■ Aim of the task ■
Collect all lines from the listing that include the string "this".

■ Given records ■
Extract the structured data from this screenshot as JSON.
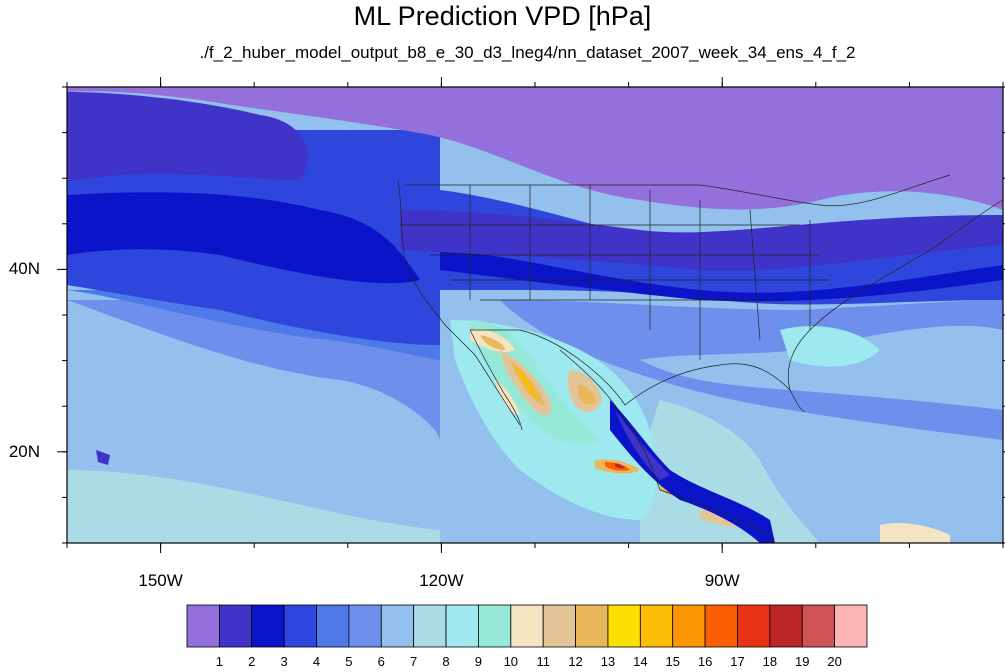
{
  "title": "ML Prediction VPD [hPa]",
  "subtitle": "./f_2_huber_model_output_b8_e_30_d3_lneg4/nn_dataset_2007_week_34_ens_4_f_2",
  "map": {
    "projection": "cylindrical-equidistant",
    "lon_range": [
      -160,
      -60
    ],
    "lat_range": [
      10,
      60
    ],
    "lon_ticks": [
      {
        "value": -150,
        "label": "150W"
      },
      {
        "value": -120,
        "label": "120W"
      },
      {
        "value": -90,
        "label": "90W"
      }
    ],
    "lat_ticks": [
      {
        "value": 40,
        "label": "40N"
      },
      {
        "value": 20,
        "label": "20N"
      }
    ],
    "boundaries": [
      "coastlines",
      "us-states",
      "mexico-states"
    ]
  },
  "colorbar": {
    "labels": [
      "1",
      "2",
      "3",
      "4",
      "5",
      "6",
      "7",
      "8",
      "9",
      "10",
      "11",
      "12",
      "13",
      "14",
      "15",
      "16",
      "17",
      "18",
      "19",
      "20"
    ],
    "colors": [
      "#9370db",
      "#4034c8",
      "#0a14c8",
      "#2e46dc",
      "#4f78e8",
      "#6e90ec",
      "#93c0ec",
      "#aadce6",
      "#9ee8f0",
      "#96e8d8",
      "#f3e4c2",
      "#e2c496",
      "#e8b85a",
      "#fee000",
      "#fcbe04",
      "#fc9604",
      "#fc5e04",
      "#e83214",
      "#bc2828",
      "#d05252",
      "#fcb4b4"
    ]
  }
}
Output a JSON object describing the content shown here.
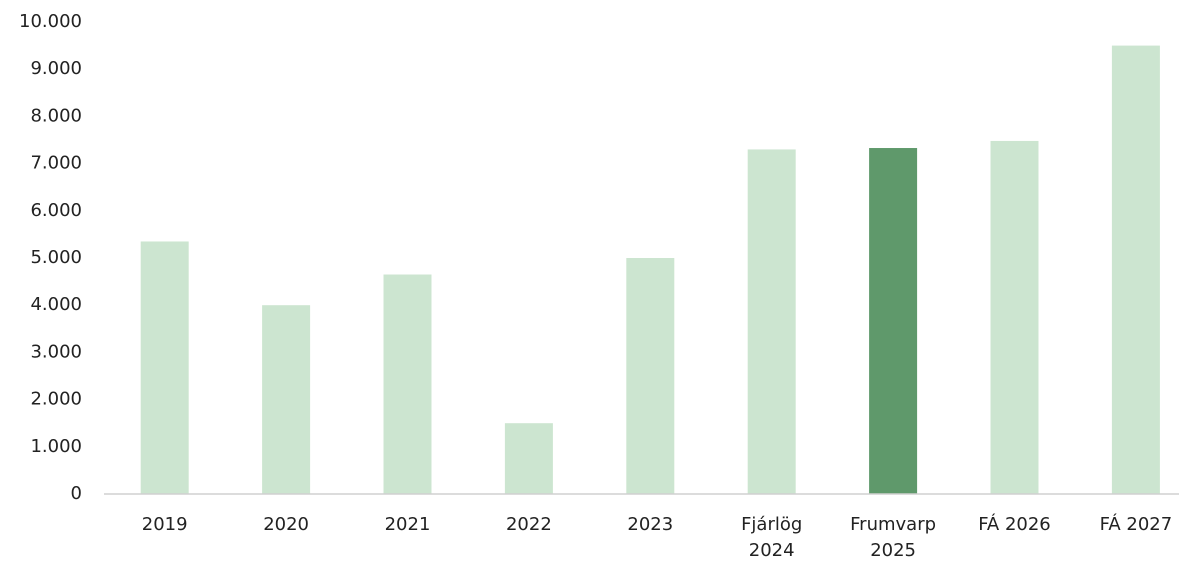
{
  "chart_data": {
    "type": "bar",
    "categories": [
      "2019",
      "2020",
      "2021",
      "2022",
      "2023",
      "Fjárlög\n2024",
      "Frumvarp\n2025",
      "FÁ 2026",
      "FÁ 2027"
    ],
    "values": [
      5350,
      4000,
      4650,
      1500,
      5000,
      7300,
      7330,
      7480,
      9500
    ],
    "colors": [
      "#cce5d0",
      "#cce5d0",
      "#cce5d0",
      "#cce5d0",
      "#cce5d0",
      "#cce5d0",
      "#5f996b",
      "#cce5d0",
      "#cce5d0"
    ],
    "ylim": [
      0,
      10000
    ],
    "yticks": [
      0,
      {
        "value": 1000,
        "label": "1.000"
      },
      {
        "value": 2000,
        "label": "2.000"
      },
      {
        "value": 3000,
        "label": "3.000"
      },
      {
        "value": 4000,
        "label": "4.000"
      },
      {
        "value": 5000,
        "label": "5.000"
      },
      {
        "value": 6000,
        "label": "6.000"
      },
      {
        "value": 7000,
        "label": "7.000"
      },
      {
        "value": 8000,
        "label": "8.000"
      },
      {
        "value": 9000,
        "label": "9.000"
      },
      {
        "value": 10000,
        "label": "10.000"
      }
    ],
    "grid": false
  }
}
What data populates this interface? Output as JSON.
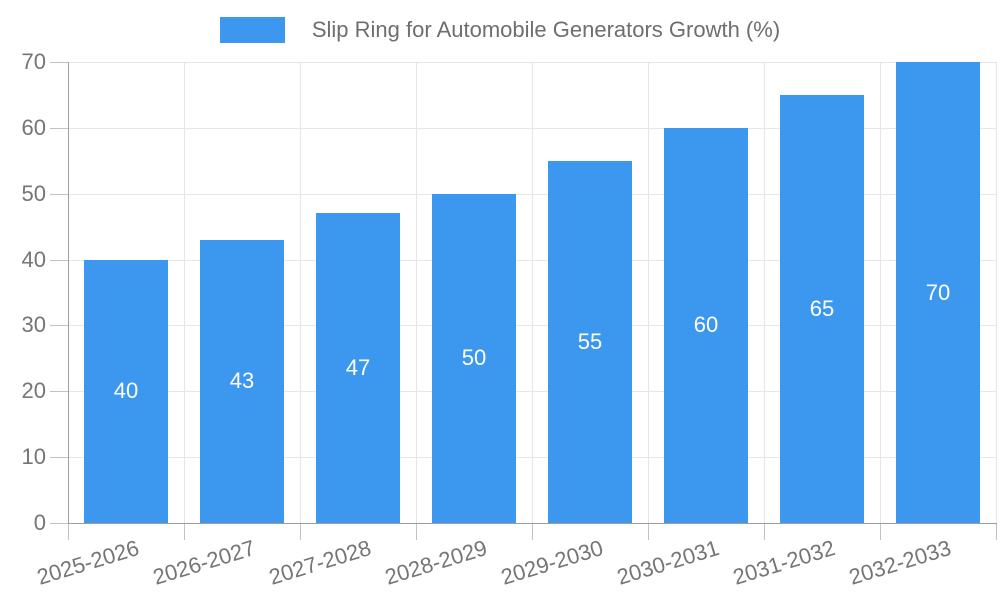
{
  "legend": {
    "label": "Slip Ring for Automobile Generators Growth (%)",
    "position": "top"
  },
  "chart_data": {
    "type": "bar",
    "title": "Slip Ring for Automobile Generators Growth (%)",
    "categories": [
      "2025-2026",
      "2026-2027",
      "2027-2028",
      "2028-2029",
      "2029-2030",
      "2030-2031",
      "2031-2032",
      "2032-2033"
    ],
    "values": [
      40,
      43,
      47,
      50,
      55,
      60,
      65,
      70
    ],
    "value_labels": [
      "40",
      "43",
      "47",
      "50",
      "55",
      "60",
      "65",
      "70"
    ],
    "xlabel": "",
    "ylabel": "",
    "ylim": [
      0,
      70
    ],
    "y_ticks": [
      0,
      10,
      20,
      30,
      40,
      50,
      60,
      70
    ],
    "grid": true,
    "legend_position": "top",
    "x_label_rotation_deg": -17
  },
  "colors": {
    "bar": "#3B98EE",
    "value_label": "#FFFFFF",
    "gridline": "#E6E6E6",
    "axis_line": "#9E9E9E",
    "tick_mark": "#C2C2C2",
    "tick_text": "#757575",
    "legend_text": "#6E6E6E",
    "background": "#FFFFFF"
  }
}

■ The reply ■
Extract the structured data from this screenshot as JSON.
What data populates this interface? Output as JSON.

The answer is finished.